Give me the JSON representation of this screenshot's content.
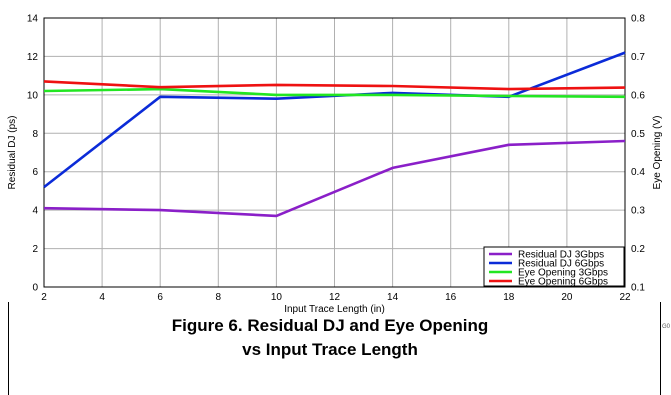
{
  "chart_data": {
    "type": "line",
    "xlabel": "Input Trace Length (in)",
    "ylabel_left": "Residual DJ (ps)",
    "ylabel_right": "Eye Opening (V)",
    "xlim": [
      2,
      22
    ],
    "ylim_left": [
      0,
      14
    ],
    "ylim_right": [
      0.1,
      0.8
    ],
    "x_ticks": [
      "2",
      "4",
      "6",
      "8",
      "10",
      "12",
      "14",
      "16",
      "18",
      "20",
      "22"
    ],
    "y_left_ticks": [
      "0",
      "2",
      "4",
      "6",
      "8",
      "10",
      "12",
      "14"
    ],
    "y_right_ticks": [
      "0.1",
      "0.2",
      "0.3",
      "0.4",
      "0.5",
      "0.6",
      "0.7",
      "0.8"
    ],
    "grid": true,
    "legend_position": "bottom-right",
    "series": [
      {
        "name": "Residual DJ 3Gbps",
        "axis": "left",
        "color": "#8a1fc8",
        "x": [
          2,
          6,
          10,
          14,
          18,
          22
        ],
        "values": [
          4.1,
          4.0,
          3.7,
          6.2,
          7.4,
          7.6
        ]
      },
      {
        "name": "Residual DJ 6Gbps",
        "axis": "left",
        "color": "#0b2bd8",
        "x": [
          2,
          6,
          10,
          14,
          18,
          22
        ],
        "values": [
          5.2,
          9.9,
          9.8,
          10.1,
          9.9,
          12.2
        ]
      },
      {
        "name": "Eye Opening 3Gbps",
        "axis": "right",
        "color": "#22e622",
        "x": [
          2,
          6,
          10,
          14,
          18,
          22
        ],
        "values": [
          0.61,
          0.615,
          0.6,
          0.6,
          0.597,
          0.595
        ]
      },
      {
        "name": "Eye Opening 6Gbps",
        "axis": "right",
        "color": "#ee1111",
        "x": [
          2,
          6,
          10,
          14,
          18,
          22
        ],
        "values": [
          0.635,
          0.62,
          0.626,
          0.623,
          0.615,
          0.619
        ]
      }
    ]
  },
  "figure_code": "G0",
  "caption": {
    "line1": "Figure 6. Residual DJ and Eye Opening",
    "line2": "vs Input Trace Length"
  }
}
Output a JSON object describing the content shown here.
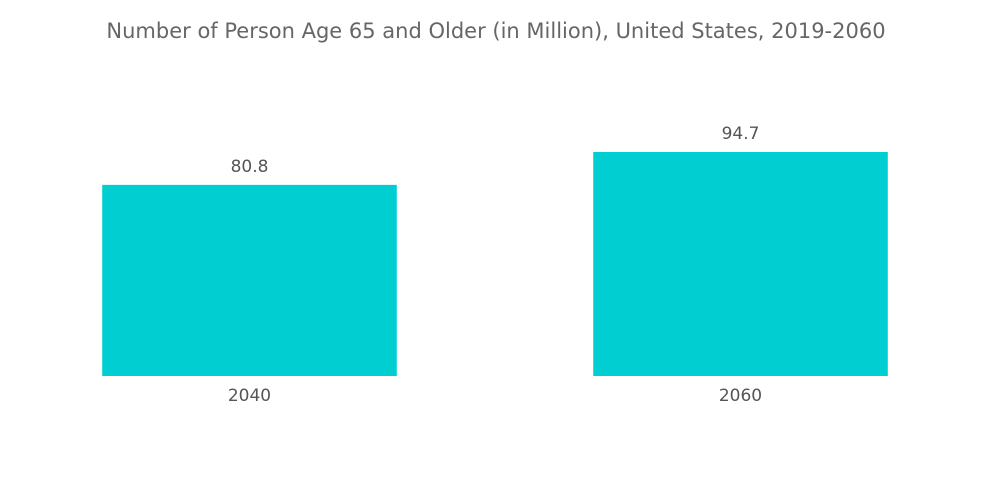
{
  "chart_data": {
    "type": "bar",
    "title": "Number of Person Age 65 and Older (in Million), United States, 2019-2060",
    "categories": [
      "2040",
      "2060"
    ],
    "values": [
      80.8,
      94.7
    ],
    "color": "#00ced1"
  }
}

★ ★ ★ ★

### Objective
Restate the data above exactly, stripping out each image.

### Full answer
Give me the JSON representation of this screenshot's content.
{
  "chart_data": {
    "type": "line",
    "xlabel": "Input Trace Length (in)",
    "ylabel_left": "Residual DJ (ps)",
    "ylabel_right": "Eye Opening (V)",
    "xlim": [
      2,
      22
    ],
    "ylim_left": [
      0,
      14
    ],
    "ylim_right": [
      0.1,
      0.8
    ],
    "x_ticks": [
      "2",
      "4",
      "6",
      "8",
      "10",
      "12",
      "14",
      "16",
      "18",
      "20",
      "22"
    ],
    "y_left_ticks": [
      "0",
      "2",
      "4",
      "6",
      "8",
      "10",
      "12",
      "14"
    ],
    "y_right_ticks": [
      "0.1",
      "0.2",
      "0.3",
      "0.4",
      "0.5",
      "0.6",
      "0.7",
      "0.8"
    ],
    "grid": true,
    "legend_position": "bottom-right",
    "series": [
      {
        "name": "Residual DJ 3Gbps",
        "axis": "left",
        "color": "#8a1fc8",
        "x": [
          2,
          6,
          10,
          14,
          18,
          22
        ],
        "values": [
          4.1,
          4.0,
          3.7,
          6.2,
          7.4,
          7.6
        ]
      },
      {
        "name": "Residual DJ 6Gbps",
        "axis": "left",
        "color": "#0b2bd8",
        "x": [
          2,
          6,
          10,
          14,
          18,
          22
        ],
        "values": [
          5.2,
          9.9,
          9.8,
          10.1,
          9.9,
          12.2
        ]
      },
      {
        "name": "Eye Opening 3Gbps",
        "axis": "right",
        "color": "#22e622",
        "x": [
          2,
          6,
          10,
          14,
          18,
          22
        ],
        "values": [
          0.61,
          0.615,
          0.6,
          0.6,
          0.597,
          0.595
        ]
      },
      {
        "name": "Eye Opening 6Gbps",
        "axis": "right",
        "color": "#ee1111",
        "x": [
          2,
          6,
          10,
          14,
          18,
          22
        ],
        "values": [
          0.635,
          0.62,
          0.626,
          0.623,
          0.615,
          0.619
        ]
      }
    ]
  },
  "figure_code": "G0",
  "caption": {
    "line1": "Figure 6. Residual DJ and Eye Opening",
    "line2": "vs Input Trace Length"
  }
}
Output a JSON object describing the content shown here.
{
  "chart_data": {
    "type": "bar",
    "title": "Number of Person Age 65 and Older (in Million), United States, 2019-2060",
    "categories": [
      "2040",
      "2060"
    ],
    "values": [
      80.8,
      94.7
    ],
    "color": "#00ced1"
  }
}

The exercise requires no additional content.